Prompt |
Print the listing below exactly.

Figure record extracts:
■ ■ ■ ■
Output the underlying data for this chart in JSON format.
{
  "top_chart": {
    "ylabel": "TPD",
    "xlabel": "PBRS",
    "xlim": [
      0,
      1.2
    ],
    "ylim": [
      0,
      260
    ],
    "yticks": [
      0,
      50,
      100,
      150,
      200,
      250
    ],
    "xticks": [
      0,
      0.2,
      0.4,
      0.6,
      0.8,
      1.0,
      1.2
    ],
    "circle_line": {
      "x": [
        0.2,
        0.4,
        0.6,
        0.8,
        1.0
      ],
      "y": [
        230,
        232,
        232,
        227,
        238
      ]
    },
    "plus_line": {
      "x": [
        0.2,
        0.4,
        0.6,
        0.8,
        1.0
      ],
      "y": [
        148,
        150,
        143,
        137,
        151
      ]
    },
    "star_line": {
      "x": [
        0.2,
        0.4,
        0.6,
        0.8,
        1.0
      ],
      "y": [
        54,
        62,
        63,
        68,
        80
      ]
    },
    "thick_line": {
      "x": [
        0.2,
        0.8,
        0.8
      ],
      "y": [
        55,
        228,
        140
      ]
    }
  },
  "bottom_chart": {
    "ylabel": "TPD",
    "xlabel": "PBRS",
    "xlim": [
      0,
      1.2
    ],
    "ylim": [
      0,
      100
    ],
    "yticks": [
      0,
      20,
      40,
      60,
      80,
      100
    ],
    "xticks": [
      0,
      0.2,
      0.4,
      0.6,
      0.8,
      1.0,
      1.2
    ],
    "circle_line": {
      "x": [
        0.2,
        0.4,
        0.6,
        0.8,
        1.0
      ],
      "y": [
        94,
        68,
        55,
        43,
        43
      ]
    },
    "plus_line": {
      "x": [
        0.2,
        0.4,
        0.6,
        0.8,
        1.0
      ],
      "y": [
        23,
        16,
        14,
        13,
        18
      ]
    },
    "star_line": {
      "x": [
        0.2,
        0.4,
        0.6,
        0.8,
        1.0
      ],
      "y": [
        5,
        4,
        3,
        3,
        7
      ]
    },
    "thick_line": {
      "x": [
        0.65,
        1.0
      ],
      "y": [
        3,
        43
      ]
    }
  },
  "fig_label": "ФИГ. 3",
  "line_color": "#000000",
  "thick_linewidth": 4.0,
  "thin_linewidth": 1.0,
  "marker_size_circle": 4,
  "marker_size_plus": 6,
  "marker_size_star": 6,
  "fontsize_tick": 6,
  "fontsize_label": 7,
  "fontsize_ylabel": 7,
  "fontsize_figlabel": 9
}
■ ■ ■ ■
Answer to this task |
Output the underlying data for this chart in JSON format.
{
  "top_chart": {
    "ylabel": "TPD",
    "xlabel": "PBRS",
    "xlim": [
      0,
      1.2
    ],
    "ylim": [
      0,
      260
    ],
    "yticks": [
      0,
      50,
      100,
      150,
      200,
      250
    ],
    "xticks": [
      0,
      0.2,
      0.4,
      0.6,
      0.8,
      1.0,
      1.2
    ],
    "circle_line": {
      "x": [
        0.2,
        0.4,
        0.6,
        0.8,
        1.0
      ],
      "y": [
        230,
        232,
        232,
        227,
        238
      ]
    },
    "plus_line": {
      "x": [
        0.2,
        0.4,
        0.6,
        0.8,
        1.0
      ],
      "y": [
        148,
        150,
        143,
        137,
        151
      ]
    },
    "star_line": {
      "x": [
        0.2,
        0.4,
        0.6,
        0.8,
        1.0
      ],
      "y": [
        54,
        62,
        63,
        68,
        80
      ]
    },
    "thick_line": {
      "x": [
        0.2,
        0.8,
        0.8
      ],
      "y": [
        55,
        228,
        140
      ]
    }
  },
  "bottom_chart": {
    "ylabel": "TPD",
    "xlabel": "PBRS",
    "xlim": [
      0,
      1.2
    ],
    "ylim": [
      0,
      100
    ],
    "yticks": [
      0,
      20,
      40,
      60,
      80,
      100
    ],
    "xticks": [
      0,
      0.2,
      0.4,
      0.6,
      0.8,
      1.0,
      1.2
    ],
    "circle_line": {
      "x": [
        0.2,
        0.4,
        0.6,
        0.8,
        1.0
      ],
      "y": [
        94,
        68,
        55,
        43,
        43
      ]
    },
    "plus_line": {
      "x": [
        0.2,
        0.4,
        0.6,
        0.8,
        1.0
      ],
      "y": [
        23,
        16,
        14,
        13,
        18
      ]
    },
    "star_line": {
      "x": [
        0.2,
        0.4,
        0.6,
        0.8,
        1.0
      ],
      "y": [
        5,
        4,
        3,
        3,
        7
      ]
    },
    "thick_line": {
      "x": [
        0.65,
        1.0
      ],
      "y": [
        3,
        43
      ]
    }
  },
  "fig_label": "ФИГ. 3",
  "line_color": "#000000",
  "thick_linewidth": 4.0,
  "thin_linewidth": 1.0,
  "marker_size_circle": 4,
  "marker_size_plus": 6,
  "marker_size_star": 6,
  "fontsize_tick": 6,
  "fontsize_label": 7,
  "fontsize_ylabel": 7,
  "fontsize_figlabel": 9
}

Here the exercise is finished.